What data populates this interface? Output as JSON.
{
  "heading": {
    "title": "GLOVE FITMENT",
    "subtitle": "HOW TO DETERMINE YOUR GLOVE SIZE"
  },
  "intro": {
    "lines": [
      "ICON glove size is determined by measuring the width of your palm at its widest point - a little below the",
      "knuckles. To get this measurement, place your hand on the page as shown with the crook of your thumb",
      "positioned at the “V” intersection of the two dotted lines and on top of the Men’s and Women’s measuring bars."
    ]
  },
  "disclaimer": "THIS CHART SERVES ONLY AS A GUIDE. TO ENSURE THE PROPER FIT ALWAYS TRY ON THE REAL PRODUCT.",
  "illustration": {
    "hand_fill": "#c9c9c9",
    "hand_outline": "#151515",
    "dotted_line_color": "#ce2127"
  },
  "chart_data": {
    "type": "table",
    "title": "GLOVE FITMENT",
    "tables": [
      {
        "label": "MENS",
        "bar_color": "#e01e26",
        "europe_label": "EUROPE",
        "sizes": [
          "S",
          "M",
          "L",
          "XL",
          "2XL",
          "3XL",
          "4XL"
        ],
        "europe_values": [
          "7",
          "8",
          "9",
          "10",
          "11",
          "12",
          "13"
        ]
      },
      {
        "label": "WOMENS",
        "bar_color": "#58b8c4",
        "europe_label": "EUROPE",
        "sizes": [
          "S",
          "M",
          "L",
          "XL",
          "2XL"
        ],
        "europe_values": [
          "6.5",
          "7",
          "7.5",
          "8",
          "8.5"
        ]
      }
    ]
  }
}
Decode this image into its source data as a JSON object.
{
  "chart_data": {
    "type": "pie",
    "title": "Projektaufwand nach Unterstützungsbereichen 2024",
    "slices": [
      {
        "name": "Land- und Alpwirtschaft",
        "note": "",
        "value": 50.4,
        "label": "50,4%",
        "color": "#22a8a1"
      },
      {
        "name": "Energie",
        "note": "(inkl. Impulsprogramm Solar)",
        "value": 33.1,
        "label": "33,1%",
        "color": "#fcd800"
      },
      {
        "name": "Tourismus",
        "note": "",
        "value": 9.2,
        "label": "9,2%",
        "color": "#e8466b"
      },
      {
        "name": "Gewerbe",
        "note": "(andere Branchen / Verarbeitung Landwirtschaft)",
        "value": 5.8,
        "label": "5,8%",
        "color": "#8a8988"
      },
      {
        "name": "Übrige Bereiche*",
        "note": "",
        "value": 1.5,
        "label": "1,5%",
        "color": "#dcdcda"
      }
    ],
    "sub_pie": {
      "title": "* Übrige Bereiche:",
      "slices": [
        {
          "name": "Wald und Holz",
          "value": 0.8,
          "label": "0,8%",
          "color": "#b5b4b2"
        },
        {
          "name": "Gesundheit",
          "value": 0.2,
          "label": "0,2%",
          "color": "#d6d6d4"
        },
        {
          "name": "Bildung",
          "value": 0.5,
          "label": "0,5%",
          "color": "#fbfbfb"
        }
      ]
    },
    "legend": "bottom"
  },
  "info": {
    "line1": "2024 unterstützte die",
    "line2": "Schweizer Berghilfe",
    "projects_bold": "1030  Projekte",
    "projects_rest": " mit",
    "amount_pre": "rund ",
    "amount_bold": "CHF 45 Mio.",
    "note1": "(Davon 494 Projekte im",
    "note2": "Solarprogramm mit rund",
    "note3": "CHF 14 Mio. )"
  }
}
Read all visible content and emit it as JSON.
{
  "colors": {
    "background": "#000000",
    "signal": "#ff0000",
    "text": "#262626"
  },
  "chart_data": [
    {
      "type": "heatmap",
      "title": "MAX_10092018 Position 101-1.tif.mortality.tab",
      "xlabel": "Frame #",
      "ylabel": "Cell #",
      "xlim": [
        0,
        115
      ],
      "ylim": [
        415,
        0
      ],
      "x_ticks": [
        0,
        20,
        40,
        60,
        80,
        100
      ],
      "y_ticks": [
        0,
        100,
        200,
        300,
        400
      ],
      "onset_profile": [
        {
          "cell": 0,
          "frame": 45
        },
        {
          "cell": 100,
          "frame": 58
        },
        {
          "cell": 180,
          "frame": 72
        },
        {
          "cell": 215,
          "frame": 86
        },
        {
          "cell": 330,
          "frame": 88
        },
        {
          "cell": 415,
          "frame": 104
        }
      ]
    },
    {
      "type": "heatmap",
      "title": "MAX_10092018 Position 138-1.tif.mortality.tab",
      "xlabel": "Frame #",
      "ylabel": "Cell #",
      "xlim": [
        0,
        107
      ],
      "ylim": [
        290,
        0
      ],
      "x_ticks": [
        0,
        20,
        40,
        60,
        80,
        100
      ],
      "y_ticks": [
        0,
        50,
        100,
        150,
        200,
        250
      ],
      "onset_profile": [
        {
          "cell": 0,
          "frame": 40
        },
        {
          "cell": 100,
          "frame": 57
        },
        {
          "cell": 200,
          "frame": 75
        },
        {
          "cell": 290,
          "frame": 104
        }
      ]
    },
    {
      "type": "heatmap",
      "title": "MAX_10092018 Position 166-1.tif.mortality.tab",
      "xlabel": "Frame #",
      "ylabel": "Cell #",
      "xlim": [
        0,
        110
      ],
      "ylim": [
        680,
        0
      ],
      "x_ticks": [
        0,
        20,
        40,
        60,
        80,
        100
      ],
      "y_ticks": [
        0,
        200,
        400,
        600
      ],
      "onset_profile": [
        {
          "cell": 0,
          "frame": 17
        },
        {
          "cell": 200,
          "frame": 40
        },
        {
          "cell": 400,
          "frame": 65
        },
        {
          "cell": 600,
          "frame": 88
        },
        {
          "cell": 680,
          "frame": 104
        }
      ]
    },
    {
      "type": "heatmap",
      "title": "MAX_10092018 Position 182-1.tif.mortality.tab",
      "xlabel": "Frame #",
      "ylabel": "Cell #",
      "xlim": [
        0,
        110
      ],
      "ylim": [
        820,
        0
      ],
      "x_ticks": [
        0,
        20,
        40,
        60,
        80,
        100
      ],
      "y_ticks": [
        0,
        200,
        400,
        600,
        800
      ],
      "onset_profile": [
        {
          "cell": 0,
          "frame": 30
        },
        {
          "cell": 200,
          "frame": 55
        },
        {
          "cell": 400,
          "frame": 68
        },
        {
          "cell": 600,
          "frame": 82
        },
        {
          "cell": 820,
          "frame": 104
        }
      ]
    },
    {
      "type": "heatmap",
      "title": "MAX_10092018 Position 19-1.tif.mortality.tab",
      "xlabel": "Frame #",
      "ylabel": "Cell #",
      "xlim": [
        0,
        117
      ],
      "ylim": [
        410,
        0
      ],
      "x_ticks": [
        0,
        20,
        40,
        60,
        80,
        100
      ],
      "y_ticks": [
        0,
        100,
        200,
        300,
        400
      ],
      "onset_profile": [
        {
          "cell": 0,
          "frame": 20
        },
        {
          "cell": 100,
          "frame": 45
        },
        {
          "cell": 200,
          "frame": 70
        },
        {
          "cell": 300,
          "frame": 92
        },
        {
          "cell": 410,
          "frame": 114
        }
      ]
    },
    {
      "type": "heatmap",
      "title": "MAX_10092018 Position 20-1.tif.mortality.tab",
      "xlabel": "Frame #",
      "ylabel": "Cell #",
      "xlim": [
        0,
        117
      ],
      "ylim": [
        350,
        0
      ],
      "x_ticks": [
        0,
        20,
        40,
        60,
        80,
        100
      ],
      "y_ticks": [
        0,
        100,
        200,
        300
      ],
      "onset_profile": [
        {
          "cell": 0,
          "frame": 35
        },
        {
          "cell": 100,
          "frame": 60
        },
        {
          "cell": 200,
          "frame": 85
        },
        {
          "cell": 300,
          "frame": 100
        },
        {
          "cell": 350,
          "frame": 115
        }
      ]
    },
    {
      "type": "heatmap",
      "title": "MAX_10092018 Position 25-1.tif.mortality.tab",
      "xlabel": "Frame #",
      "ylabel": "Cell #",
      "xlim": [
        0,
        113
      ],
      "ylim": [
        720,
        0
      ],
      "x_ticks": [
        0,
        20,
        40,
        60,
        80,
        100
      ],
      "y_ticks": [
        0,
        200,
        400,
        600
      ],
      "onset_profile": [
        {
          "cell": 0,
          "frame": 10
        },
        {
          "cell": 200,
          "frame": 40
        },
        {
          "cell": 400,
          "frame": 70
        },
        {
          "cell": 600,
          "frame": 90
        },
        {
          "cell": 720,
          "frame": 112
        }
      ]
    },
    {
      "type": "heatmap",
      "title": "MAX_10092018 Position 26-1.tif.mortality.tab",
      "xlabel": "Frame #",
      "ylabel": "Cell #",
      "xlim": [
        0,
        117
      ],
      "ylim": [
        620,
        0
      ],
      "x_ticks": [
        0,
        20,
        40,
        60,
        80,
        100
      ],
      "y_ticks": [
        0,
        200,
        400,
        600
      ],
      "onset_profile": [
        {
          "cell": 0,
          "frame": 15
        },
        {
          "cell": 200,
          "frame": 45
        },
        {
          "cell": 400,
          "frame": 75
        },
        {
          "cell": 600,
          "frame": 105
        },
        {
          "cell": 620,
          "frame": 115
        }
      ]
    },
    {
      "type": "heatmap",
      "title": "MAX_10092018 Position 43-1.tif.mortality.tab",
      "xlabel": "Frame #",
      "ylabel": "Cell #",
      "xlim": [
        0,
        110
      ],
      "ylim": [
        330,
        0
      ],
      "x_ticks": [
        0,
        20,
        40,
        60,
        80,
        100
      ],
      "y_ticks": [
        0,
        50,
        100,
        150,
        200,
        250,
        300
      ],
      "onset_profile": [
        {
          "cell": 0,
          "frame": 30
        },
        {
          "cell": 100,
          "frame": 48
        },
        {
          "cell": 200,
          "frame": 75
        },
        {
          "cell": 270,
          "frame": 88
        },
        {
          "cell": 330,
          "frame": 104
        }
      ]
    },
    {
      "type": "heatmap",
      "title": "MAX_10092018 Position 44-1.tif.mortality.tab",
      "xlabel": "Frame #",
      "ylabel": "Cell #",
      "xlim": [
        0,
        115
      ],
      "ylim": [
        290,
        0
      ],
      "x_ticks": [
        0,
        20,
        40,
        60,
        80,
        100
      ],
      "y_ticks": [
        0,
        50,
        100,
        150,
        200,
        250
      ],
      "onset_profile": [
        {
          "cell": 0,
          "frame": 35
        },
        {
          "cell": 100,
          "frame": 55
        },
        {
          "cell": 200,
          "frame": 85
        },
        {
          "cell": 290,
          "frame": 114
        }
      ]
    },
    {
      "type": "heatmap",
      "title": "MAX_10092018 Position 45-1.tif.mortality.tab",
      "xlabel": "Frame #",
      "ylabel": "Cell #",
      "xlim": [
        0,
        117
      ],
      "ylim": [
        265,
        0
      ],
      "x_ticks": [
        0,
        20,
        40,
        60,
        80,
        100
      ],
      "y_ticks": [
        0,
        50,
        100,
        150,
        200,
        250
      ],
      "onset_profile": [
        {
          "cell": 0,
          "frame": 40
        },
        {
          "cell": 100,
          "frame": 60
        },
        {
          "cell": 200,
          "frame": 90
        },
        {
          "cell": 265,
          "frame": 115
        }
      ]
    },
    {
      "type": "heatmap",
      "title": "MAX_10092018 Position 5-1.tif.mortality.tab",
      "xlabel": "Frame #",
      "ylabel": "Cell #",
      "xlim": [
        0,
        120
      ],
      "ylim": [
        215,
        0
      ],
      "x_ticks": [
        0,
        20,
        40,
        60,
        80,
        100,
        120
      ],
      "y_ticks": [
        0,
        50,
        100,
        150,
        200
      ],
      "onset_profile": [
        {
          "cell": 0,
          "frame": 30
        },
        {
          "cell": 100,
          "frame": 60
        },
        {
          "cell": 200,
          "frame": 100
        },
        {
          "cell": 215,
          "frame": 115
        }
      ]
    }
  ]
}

PROBLEM TO SOLVE:
Scan the material above. Copy each line that holds the word "name".

RESULT OF THIS EXERCISE:
        "name": "Land- und Alpwirtschaft",
        "name": "Energie",
        "name": "Tourismus",
        "name": "Gewerbe",
        "name": "Übrige Bereiche*",
          "name": "Wald und Holz",
          "name": "Gesundheit",
          "name": "Bildung",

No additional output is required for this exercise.